— BEGIN Data section —

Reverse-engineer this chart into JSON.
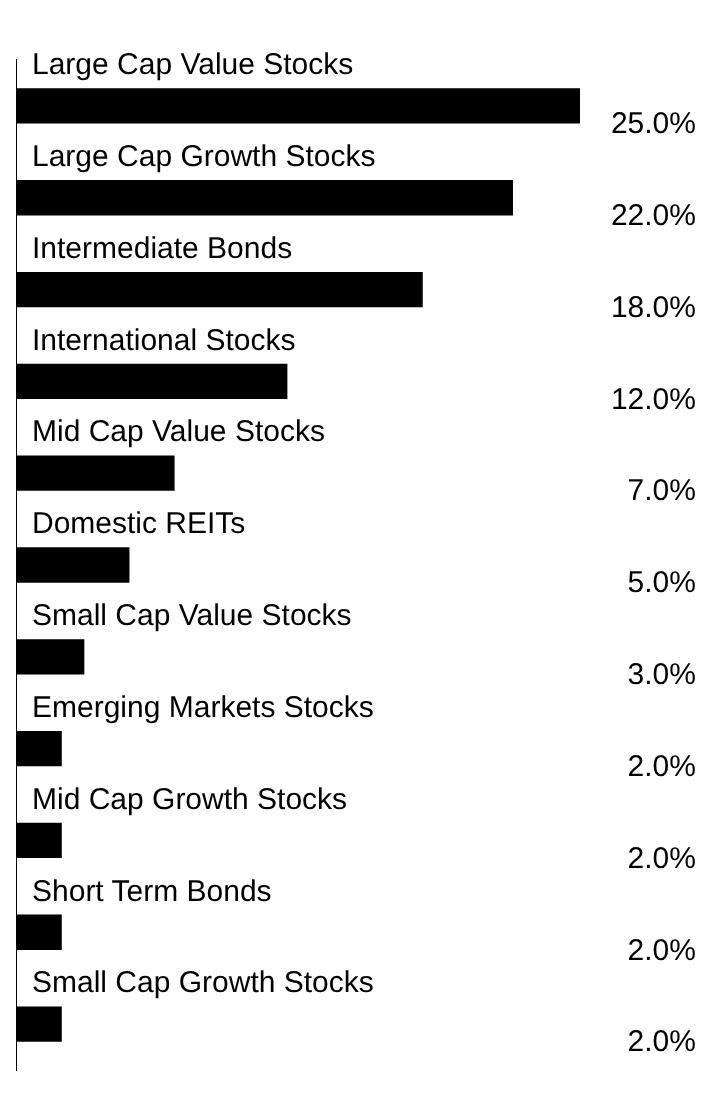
{
  "chart_data": {
    "type": "bar",
    "orientation": "horizontal",
    "categories": [
      "Large Cap Value Stocks",
      "Large Cap Growth Stocks",
      "Intermediate Bonds",
      "International Stocks",
      "Mid Cap Value Stocks",
      "Domestic REITs",
      "Small Cap Value Stocks",
      "Emerging Markets Stocks",
      "Mid Cap Growth Stocks",
      "Short Term Bonds",
      "Small Cap Growth Stocks"
    ],
    "values": [
      25.0,
      22.0,
      18.0,
      12.0,
      7.0,
      5.0,
      3.0,
      2.0,
      2.0,
      2.0,
      2.0
    ],
    "color": "#000000",
    "data_labels": true,
    "value_labels": [
      "25.0%",
      "22.0%",
      "18.0%",
      "12.0%",
      "7.0%",
      "5.0%",
      "3.0%",
      "2.0%",
      "2.0%",
      "2.0%",
      "2.0%"
    ],
    "legend": false,
    "grid": false
  }
}
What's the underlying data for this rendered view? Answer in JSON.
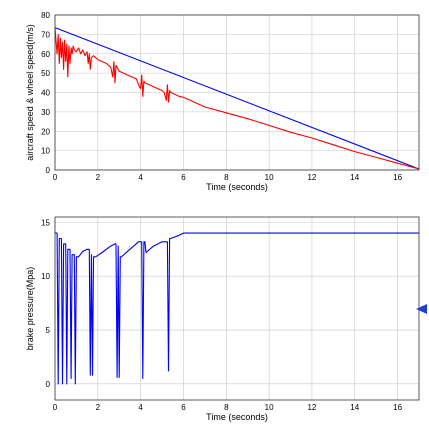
{
  "chart_data": [
    {
      "type": "line",
      "title": "",
      "xlabel": "Time (seconds)",
      "ylabel": "aircraft speed & wheel speed(m/s)",
      "xlim": [
        0,
        17
      ],
      "ylim": [
        0,
        80
      ],
      "xticks": [
        0,
        2,
        4,
        6,
        8,
        10,
        12,
        14,
        16
      ],
      "yticks": [
        0,
        10,
        20,
        30,
        40,
        50,
        60,
        70,
        80
      ],
      "grid": true,
      "series": [
        {
          "color": "#0000ff",
          "x": [
            0,
            17
          ],
          "y": [
            73.5,
            0.5
          ]
        },
        {
          "color": "#ff0000",
          "x": [
            0,
            0.1,
            0.15,
            0.2,
            0.25,
            0.3,
            0.35,
            0.4,
            0.45,
            0.5,
            0.55,
            0.6,
            0.65,
            0.7,
            0.75,
            0.8,
            0.85,
            0.9,
            1.0,
            1.1,
            1.2,
            1.3,
            1.4,
            1.5,
            1.55,
            1.6,
            1.65,
            1.7,
            1.8,
            2.0,
            2.2,
            2.4,
            2.6,
            2.7,
            2.75,
            2.8,
            2.85,
            2.9,
            3.0,
            3.2,
            3.4,
            3.6,
            3.8,
            3.9,
            4.0,
            4.05,
            4.1,
            4.15,
            4.2,
            4.4,
            4.6,
            4.8,
            5.0,
            5.1,
            5.2,
            5.25,
            5.3,
            5.35,
            5.4,
            5.6,
            5.8,
            6.0,
            7.0,
            8.0,
            9.0,
            10.0,
            11.0,
            12.0,
            13.0,
            14.0,
            15.0,
            16.0,
            17.0
          ],
          "y": [
            73,
            60,
            70,
            55,
            68,
            58,
            66,
            52,
            67,
            56,
            65,
            48,
            64,
            55,
            63,
            60,
            64,
            62,
            61,
            63,
            60,
            62,
            59,
            61,
            55,
            60,
            52,
            58,
            59,
            57,
            56,
            55,
            53,
            48,
            56,
            45,
            54,
            53,
            51,
            50,
            49,
            48,
            47,
            44,
            42,
            49,
            38,
            46,
            45,
            44,
            43,
            42,
            41,
            40,
            36,
            44,
            35,
            41,
            40,
            39,
            38,
            37.5,
            32.5,
            29.5,
            26.5,
            23,
            19.5,
            16.5,
            13,
            9.5,
            6.5,
            3.5,
            0.5
          ]
        }
      ]
    },
    {
      "type": "line",
      "title": "",
      "xlabel": "Time (seconds)",
      "ylabel": "brake pressure(Mpa)",
      "xlim": [
        0,
        17
      ],
      "ylim": [
        -1.5,
        15.5
      ],
      "xticks": [
        0,
        2,
        4,
        6,
        8,
        10,
        12,
        14,
        16
      ],
      "yticks": [
        0,
        5,
        10,
        15
      ],
      "grid": true,
      "series": [
        {
          "color": "#0000ff",
          "x": [
            0,
            0.1,
            0.15,
            0.2,
            0.3,
            0.35,
            0.4,
            0.5,
            0.55,
            0.6,
            0.7,
            0.75,
            0.8,
            0.9,
            0.95,
            1.0,
            1.1,
            1.3,
            1.5,
            1.6,
            1.65,
            1.7,
            1.75,
            1.8,
            1.85,
            1.9,
            2.2,
            2.6,
            2.8,
            2.85,
            2.9,
            2.95,
            3.0,
            3.05,
            3.1,
            3.5,
            3.9,
            4.05,
            4.1,
            4.15,
            4.2,
            4.25,
            4.6,
            5.0,
            5.2,
            5.25,
            5.3,
            5.35,
            5.4,
            5.8,
            6.0,
            17.0
          ],
          "y": [
            14,
            14,
            0,
            13.5,
            13.5,
            0,
            13,
            13,
            0,
            12.5,
            12.5,
            0.5,
            12,
            12,
            0,
            11.8,
            11.8,
            12.3,
            12.5,
            12.5,
            0.8,
            12,
            0.8,
            11.8,
            11.8,
            11.8,
            12.2,
            12.8,
            13,
            13,
            0.6,
            12.8,
            0.6,
            11.8,
            11.8,
            12.5,
            13.2,
            13.2,
            0.5,
            13.2,
            13.2,
            12.2,
            12.8,
            13.2,
            13.2,
            13.2,
            1.2,
            13.5,
            13.5,
            13.8,
            14,
            14
          ]
        }
      ]
    }
  ]
}
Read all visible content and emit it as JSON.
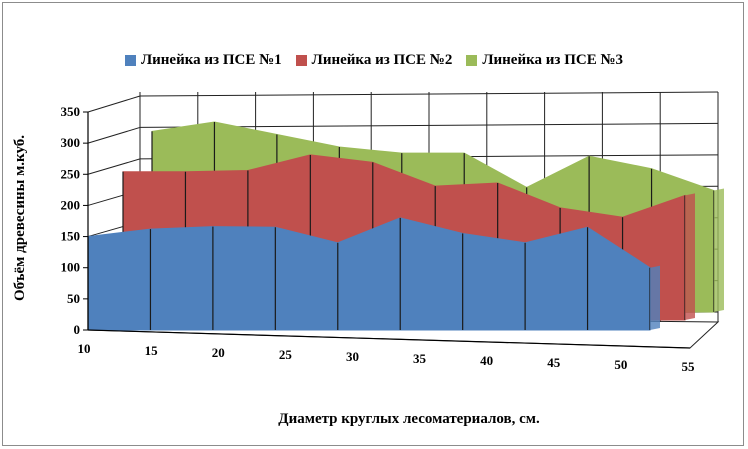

— END Data section —

Transcribe the material exactly, keeping every word and none of the pictures.

The result |
Reverse-engineer this chart into JSON.
{
  "chart_data": {
    "type": "bar",
    "orientation": "horizontal",
    "categories": [
      "Large Cap Value Stocks",
      "Large Cap Growth Stocks",
      "Intermediate Bonds",
      "International Stocks",
      "Mid Cap Value Stocks",
      "Domestic REITs",
      "Small Cap Value Stocks",
      "Emerging Markets Stocks",
      "Mid Cap Growth Stocks",
      "Short Term Bonds",
      "Small Cap Growth Stocks"
    ],
    "values": [
      25.0,
      22.0,
      18.0,
      12.0,
      7.0,
      5.0,
      3.0,
      2.0,
      2.0,
      2.0,
      2.0
    ],
    "color": "#000000",
    "data_labels": true,
    "value_labels": [
      "25.0%",
      "22.0%",
      "18.0%",
      "12.0%",
      "7.0%",
      "5.0%",
      "3.0%",
      "2.0%",
      "2.0%",
      "2.0%",
      "2.0%"
    ],
    "legend": false,
    "grid": false
  }
}
What's the underlying data for this rendered view? Answer in JSON.
{
  "chart_data": [
    {
      "type": "line",
      "title": "",
      "xlabel": "Time (seconds)",
      "ylabel": "aircraft speed & wheel speed(m/s)",
      "xlim": [
        0,
        17
      ],
      "ylim": [
        0,
        80
      ],
      "xticks": [
        0,
        2,
        4,
        6,
        8,
        10,
        12,
        14,
        16
      ],
      "yticks": [
        0,
        10,
        20,
        30,
        40,
        50,
        60,
        70,
        80
      ],
      "grid": true,
      "series": [
        {
          "color": "#0000ff",
          "x": [
            0,
            17
          ],
          "y": [
            73.5,
            0.5
          ]
        },
        {
          "color": "#ff0000",
          "x": [
            0,
            0.1,
            0.15,
            0.2,
            0.25,
            0.3,
            0.35,
            0.4,
            0.45,
            0.5,
            0.55,
            0.6,
            0.65,
            0.7,
            0.75,
            0.8,
            0.85,
            0.9,
            1.0,
            1.1,
            1.2,
            1.3,
            1.4,
            1.5,
            1.55,
            1.6,
            1.65,
            1.7,
            1.8,
            2.0,
            2.2,
            2.4,
            2.6,
            2.7,
            2.75,
            2.8,
            2.85,
            2.9,
            3.0,
            3.2,
            3.4,
            3.6,
            3.8,
            3.9,
            4.0,
            4.05,
            4.1,
            4.15,
            4.2,
            4.4,
            4.6,
            4.8,
            5.0,
            5.1,
            5.2,
            5.25,
            5.3,
            5.35,
            5.4,
            5.6,
            5.8,
            6.0,
            7.0,
            8.0,
            9.0,
            10.0,
            11.0,
            12.0,
            13.0,
            14.0,
            15.0,
            16.0,
            17.0
          ],
          "y": [
            73,
            60,
            70,
            55,
            68,
            58,
            66,
            52,
            67,
            56,
            65,
            48,
            64,
            55,
            63,
            60,
            64,
            62,
            61,
            63,
            60,
            62,
            59,
            61,
            55,
            60,
            52,
            58,
            59,
            57,
            56,
            55,
            53,
            48,
            56,
            45,
            54,
            53,
            51,
            50,
            49,
            48,
            47,
            44,
            42,
            49,
            38,
            46,
            45,
            44,
            43,
            42,
            41,
            40,
            36,
            44,
            35,
            41,
            40,
            39,
            38,
            37.5,
            32.5,
            29.5,
            26.5,
            23,
            19.5,
            16.5,
            13,
            9.5,
            6.5,
            3.5,
            0.5
          ]
        }
      ]
    },
    {
      "type": "line",
      "title": "",
      "xlabel": "Time (seconds)",
      "ylabel": "brake pressure(Mpa)",
      "xlim": [
        0,
        17
      ],
      "ylim": [
        -1.5,
        15.5
      ],
      "xticks": [
        0,
        2,
        4,
        6,
        8,
        10,
        12,
        14,
        16
      ],
      "yticks": [
        0,
        5,
        10,
        15
      ],
      "grid": true,
      "series": [
        {
          "color": "#0000ff",
          "x": [
            0,
            0.1,
            0.15,
            0.2,
            0.3,
            0.35,
            0.4,
            0.5,
            0.55,
            0.6,
            0.7,
            0.75,
            0.8,
            0.9,
            0.95,
            1.0,
            1.1,
            1.3,
            1.5,
            1.6,
            1.65,
            1.7,
            1.75,
            1.8,
            1.85,
            1.9,
            2.2,
            2.6,
            2.8,
            2.85,
            2.9,
            2.95,
            3.0,
            3.05,
            3.1,
            3.5,
            3.9,
            4.05,
            4.1,
            4.15,
            4.2,
            4.25,
            4.6,
            5.0,
            5.2,
            5.25,
            5.3,
            5.35,
            5.4,
            5.8,
            6.0,
            17.0
          ],
          "y": [
            14,
            14,
            0,
            13.5,
            13.5,
            0,
            13,
            13,
            0,
            12.5,
            12.5,
            0.5,
            12,
            12,
            0,
            11.8,
            11.8,
            12.3,
            12.5,
            12.5,
            0.8,
            12,
            0.8,
            11.8,
            11.8,
            11.8,
            12.2,
            12.8,
            13,
            13,
            0.6,
            12.8,
            0.6,
            11.8,
            11.8,
            12.5,
            13.2,
            13.2,
            0.5,
            13.2,
            13.2,
            12.2,
            12.8,
            13.2,
            13.2,
            13.2,
            1.2,
            13.5,
            13.5,
            13.8,
            14,
            14
          ]
        }
      ]
    }
  ]
}
Read all visible content and emit it as JSON.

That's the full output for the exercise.